------ RECORDS SUPPLIED ------
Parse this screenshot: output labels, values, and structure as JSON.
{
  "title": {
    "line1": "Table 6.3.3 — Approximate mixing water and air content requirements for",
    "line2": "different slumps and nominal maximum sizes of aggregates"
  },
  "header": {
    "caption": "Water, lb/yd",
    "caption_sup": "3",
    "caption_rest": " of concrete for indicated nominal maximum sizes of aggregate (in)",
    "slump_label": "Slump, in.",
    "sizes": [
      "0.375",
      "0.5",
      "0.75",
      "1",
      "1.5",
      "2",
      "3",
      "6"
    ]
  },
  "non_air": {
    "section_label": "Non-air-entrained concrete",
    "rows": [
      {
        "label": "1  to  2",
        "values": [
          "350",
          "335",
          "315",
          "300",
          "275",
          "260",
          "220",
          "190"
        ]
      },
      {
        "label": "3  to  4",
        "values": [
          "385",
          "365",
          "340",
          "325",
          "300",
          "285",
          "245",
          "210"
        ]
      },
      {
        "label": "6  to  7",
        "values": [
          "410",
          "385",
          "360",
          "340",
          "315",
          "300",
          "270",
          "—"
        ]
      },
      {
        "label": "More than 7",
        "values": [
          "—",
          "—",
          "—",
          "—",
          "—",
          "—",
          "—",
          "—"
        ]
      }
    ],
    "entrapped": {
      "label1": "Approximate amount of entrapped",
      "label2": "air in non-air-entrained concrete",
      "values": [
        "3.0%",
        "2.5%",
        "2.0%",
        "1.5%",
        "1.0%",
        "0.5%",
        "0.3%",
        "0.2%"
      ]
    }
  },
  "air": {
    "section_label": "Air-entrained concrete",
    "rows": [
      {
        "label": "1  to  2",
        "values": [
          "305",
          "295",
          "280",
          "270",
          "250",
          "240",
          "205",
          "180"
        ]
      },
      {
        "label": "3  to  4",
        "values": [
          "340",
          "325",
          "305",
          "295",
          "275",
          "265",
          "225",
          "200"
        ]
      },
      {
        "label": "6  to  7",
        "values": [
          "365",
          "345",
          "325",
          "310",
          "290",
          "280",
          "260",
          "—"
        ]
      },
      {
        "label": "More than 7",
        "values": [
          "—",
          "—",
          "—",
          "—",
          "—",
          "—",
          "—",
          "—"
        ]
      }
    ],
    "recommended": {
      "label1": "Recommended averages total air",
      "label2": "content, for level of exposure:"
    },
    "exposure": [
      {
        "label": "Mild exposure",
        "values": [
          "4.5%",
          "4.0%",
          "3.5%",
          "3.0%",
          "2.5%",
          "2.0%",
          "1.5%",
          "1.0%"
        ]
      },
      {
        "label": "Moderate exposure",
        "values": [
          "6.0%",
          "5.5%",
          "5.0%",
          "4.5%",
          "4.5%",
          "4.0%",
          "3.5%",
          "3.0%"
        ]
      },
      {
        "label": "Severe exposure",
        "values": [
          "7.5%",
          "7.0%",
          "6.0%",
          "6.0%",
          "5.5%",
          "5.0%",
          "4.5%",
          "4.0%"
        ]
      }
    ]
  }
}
------
* _STATED PROBLEM_:
Of all the lines in the listing above, how many include "exposure"? Write only the number.

* _FULL SOLUTION_:
5